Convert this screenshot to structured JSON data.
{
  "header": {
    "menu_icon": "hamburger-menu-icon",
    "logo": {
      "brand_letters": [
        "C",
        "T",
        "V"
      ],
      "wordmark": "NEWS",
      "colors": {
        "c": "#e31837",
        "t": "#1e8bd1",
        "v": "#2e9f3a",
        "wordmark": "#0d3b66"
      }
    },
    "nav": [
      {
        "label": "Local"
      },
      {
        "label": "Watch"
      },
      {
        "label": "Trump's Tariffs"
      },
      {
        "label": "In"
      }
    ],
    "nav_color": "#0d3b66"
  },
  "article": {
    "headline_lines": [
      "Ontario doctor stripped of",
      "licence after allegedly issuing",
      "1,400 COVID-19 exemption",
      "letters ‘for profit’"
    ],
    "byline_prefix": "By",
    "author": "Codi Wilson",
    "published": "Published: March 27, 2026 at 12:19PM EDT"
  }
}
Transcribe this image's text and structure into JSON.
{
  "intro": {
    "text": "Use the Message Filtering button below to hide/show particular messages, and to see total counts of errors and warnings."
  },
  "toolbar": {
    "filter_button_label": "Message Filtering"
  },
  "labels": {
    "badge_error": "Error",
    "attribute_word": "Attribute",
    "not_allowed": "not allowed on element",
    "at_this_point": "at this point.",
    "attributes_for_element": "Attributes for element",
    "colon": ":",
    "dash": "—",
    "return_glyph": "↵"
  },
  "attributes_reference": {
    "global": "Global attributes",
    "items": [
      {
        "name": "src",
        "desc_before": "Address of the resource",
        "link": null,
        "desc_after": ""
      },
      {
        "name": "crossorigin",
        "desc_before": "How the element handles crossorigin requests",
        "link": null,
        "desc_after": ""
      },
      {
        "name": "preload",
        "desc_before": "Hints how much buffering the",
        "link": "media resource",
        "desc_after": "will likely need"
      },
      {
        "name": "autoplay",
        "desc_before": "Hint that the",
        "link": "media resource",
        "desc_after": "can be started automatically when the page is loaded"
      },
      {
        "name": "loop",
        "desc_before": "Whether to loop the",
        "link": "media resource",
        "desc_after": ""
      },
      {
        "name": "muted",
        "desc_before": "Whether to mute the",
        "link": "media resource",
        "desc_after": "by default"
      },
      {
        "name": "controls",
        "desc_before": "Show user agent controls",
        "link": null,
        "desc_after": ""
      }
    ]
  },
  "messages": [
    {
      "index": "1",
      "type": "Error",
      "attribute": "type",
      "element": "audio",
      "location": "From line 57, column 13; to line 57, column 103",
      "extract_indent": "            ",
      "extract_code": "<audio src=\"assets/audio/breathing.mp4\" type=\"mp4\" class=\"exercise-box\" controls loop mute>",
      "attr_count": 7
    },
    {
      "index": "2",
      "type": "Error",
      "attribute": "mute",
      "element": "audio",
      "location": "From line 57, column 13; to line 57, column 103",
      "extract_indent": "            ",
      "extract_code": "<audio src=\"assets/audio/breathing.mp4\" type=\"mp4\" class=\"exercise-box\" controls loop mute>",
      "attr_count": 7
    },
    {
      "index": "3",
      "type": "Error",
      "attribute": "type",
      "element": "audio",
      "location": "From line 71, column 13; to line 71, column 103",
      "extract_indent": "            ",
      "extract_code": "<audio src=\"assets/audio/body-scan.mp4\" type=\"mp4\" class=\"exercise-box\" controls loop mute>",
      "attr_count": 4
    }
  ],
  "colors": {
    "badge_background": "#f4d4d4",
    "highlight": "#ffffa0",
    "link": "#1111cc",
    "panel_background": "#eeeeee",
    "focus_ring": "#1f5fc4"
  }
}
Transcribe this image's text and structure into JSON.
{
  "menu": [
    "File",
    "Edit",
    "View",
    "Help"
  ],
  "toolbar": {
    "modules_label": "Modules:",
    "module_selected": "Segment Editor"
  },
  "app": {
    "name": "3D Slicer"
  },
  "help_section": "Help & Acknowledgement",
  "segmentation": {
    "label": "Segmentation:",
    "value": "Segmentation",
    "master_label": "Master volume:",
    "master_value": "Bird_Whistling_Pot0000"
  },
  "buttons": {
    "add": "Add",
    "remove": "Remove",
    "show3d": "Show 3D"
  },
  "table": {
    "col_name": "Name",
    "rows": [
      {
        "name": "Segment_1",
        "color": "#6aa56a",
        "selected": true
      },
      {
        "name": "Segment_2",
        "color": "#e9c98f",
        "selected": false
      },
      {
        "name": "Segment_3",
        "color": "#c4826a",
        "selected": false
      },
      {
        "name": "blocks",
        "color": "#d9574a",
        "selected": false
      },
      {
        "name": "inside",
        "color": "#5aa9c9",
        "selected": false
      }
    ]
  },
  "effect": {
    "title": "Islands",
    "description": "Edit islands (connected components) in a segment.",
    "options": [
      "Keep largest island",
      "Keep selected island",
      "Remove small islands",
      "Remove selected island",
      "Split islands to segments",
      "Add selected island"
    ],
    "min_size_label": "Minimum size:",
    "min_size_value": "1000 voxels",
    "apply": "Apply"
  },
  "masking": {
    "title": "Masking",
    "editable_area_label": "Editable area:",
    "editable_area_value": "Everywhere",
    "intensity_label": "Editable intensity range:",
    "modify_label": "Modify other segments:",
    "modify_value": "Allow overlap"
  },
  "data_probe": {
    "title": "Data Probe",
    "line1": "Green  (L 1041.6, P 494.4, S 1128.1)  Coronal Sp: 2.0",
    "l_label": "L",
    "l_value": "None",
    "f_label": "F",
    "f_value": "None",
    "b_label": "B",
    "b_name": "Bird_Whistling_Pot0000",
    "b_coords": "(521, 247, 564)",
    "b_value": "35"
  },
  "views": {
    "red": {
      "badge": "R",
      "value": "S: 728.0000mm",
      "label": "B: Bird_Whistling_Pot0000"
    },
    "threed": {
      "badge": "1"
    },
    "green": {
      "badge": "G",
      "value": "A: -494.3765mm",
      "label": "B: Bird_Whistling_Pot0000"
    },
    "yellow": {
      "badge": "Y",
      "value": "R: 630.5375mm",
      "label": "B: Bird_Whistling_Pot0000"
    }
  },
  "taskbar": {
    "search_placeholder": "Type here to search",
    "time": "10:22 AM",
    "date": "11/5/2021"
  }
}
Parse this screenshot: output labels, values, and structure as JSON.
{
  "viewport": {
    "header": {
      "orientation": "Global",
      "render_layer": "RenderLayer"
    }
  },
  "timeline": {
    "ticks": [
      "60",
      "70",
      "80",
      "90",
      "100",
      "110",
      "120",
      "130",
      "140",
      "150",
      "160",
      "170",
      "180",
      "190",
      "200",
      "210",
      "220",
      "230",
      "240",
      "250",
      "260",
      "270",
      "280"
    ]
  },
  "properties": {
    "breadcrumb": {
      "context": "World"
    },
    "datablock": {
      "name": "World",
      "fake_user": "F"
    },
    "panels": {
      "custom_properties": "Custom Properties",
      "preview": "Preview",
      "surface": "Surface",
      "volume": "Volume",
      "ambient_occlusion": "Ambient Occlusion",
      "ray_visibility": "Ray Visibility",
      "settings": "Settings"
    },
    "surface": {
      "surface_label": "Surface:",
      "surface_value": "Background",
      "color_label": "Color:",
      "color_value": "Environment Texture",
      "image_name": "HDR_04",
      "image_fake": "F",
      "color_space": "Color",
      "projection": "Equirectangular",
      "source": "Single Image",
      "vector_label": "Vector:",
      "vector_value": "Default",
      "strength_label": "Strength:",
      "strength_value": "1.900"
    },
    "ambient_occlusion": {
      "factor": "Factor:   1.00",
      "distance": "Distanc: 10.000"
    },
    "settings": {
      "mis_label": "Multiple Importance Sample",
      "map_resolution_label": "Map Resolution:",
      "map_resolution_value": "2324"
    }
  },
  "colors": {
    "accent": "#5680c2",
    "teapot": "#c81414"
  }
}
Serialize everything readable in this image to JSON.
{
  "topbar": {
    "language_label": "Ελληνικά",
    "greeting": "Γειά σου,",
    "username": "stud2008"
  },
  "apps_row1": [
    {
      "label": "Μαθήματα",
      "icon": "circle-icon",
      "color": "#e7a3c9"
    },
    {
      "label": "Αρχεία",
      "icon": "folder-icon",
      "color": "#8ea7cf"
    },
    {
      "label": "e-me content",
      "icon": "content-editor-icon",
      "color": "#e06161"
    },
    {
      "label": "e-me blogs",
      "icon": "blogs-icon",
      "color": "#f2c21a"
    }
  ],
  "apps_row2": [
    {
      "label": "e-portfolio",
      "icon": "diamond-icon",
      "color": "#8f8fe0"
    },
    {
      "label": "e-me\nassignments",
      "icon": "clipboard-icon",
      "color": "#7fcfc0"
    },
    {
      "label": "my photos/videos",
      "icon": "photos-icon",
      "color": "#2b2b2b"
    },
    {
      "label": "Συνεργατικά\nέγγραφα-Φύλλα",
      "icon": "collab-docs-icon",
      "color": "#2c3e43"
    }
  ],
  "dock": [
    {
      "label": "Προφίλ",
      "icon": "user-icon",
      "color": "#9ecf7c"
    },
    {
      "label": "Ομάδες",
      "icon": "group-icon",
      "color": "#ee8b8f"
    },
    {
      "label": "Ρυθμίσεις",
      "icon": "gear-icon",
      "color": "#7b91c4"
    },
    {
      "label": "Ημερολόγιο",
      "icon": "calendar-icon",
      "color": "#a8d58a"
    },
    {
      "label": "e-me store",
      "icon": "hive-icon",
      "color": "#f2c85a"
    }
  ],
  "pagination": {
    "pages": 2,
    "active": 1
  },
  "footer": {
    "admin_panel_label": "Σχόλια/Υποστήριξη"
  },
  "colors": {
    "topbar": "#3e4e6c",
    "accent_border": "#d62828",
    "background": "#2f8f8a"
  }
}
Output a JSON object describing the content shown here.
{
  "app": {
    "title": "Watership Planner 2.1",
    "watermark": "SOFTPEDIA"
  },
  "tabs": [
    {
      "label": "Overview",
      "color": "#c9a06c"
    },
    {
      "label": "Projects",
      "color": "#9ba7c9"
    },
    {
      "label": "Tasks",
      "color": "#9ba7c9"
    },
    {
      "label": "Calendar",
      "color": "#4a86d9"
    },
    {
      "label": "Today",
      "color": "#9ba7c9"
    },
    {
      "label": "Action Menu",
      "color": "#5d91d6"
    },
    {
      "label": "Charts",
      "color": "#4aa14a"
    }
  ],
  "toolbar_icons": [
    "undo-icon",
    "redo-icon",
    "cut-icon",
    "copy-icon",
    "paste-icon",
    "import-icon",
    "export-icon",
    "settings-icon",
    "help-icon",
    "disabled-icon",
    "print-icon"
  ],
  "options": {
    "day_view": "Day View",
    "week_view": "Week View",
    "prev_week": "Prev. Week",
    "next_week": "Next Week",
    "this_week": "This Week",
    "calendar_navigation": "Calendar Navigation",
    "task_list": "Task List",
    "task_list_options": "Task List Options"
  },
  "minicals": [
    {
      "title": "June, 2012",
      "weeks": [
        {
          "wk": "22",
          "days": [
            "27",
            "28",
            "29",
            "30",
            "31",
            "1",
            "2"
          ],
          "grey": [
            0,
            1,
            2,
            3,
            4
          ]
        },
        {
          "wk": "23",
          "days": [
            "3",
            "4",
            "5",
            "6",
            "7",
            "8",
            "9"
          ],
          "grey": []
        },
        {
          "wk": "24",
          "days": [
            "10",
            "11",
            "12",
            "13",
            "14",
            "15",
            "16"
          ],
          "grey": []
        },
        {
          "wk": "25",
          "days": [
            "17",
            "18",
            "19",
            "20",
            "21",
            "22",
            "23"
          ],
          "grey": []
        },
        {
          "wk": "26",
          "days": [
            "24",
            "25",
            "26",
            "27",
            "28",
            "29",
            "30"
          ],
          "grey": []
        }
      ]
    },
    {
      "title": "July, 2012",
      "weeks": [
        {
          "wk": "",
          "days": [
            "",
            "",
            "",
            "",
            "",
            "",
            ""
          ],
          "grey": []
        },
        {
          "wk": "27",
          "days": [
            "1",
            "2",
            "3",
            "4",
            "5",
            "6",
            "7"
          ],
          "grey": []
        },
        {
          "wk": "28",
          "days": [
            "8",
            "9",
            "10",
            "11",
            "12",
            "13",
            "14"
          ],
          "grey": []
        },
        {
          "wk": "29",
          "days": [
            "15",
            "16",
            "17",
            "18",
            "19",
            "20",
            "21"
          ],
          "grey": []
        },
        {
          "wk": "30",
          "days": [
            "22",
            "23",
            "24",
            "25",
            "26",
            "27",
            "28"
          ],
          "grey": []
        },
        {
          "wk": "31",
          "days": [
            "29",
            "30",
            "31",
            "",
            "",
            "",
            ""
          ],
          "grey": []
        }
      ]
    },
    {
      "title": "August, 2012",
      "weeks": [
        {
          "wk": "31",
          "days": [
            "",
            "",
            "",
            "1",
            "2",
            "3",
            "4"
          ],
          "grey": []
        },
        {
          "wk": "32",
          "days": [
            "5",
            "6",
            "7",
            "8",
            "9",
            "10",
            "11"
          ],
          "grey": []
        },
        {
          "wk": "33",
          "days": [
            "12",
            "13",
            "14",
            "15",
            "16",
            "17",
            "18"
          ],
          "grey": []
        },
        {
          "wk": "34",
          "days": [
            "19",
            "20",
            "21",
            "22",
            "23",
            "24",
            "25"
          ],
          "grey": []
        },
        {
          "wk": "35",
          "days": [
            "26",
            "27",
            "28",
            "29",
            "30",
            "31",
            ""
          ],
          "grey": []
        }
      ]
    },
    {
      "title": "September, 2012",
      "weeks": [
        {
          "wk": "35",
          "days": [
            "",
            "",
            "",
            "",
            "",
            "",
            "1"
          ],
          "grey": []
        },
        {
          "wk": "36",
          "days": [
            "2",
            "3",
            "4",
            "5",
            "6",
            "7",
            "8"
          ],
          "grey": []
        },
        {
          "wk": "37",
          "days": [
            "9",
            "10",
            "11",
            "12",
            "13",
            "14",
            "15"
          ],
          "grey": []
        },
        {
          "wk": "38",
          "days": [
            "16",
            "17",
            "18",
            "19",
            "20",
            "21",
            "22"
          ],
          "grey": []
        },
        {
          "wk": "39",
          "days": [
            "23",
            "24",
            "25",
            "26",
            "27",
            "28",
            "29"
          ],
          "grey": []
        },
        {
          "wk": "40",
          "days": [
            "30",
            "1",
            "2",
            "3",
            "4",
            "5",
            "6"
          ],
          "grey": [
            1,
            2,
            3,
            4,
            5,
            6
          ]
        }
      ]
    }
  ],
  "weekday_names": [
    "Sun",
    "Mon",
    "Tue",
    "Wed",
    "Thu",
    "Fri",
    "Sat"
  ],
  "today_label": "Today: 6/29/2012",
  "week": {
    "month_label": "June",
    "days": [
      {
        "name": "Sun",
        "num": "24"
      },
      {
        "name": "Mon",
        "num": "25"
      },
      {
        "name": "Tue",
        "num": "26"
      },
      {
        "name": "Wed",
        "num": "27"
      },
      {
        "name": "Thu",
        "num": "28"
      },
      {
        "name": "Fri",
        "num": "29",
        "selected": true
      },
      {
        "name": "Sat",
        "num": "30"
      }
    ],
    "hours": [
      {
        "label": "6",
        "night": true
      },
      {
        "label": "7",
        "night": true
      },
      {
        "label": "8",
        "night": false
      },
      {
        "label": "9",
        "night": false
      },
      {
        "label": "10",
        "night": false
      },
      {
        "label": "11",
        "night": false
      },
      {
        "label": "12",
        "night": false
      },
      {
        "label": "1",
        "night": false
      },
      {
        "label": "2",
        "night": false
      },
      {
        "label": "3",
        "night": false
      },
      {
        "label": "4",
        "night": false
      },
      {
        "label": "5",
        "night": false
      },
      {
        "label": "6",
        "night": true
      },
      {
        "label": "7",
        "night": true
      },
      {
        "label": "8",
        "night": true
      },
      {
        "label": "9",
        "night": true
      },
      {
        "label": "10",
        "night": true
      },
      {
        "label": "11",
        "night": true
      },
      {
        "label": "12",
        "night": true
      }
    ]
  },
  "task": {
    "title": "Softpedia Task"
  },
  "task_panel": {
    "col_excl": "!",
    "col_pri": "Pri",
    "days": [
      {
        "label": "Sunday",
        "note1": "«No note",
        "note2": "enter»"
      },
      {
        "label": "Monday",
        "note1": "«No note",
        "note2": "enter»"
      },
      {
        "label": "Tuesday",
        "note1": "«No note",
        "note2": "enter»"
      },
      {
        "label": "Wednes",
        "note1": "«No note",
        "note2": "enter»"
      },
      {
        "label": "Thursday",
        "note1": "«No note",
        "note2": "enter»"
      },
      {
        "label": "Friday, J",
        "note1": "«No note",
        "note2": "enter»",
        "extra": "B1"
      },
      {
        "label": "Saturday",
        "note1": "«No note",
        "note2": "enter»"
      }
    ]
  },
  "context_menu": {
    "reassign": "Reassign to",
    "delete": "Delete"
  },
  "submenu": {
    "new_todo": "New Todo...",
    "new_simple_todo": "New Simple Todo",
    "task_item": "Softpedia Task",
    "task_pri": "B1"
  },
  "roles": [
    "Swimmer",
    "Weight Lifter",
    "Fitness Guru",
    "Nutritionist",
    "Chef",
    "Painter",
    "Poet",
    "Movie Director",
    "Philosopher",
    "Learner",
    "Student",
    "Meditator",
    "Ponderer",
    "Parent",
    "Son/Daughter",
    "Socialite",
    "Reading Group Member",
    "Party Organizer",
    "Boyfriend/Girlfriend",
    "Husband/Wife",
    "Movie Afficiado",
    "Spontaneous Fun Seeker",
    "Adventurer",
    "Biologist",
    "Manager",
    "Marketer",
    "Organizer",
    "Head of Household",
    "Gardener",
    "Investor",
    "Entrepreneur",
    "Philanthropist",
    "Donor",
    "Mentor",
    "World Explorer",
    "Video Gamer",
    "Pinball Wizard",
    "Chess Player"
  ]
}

☆ ☆ ☆

**EXERCISE DIRECTIONS:** Write down only the number of lines that contain the string "content" in the listing.

**EXERCISE OUTPUT:** 3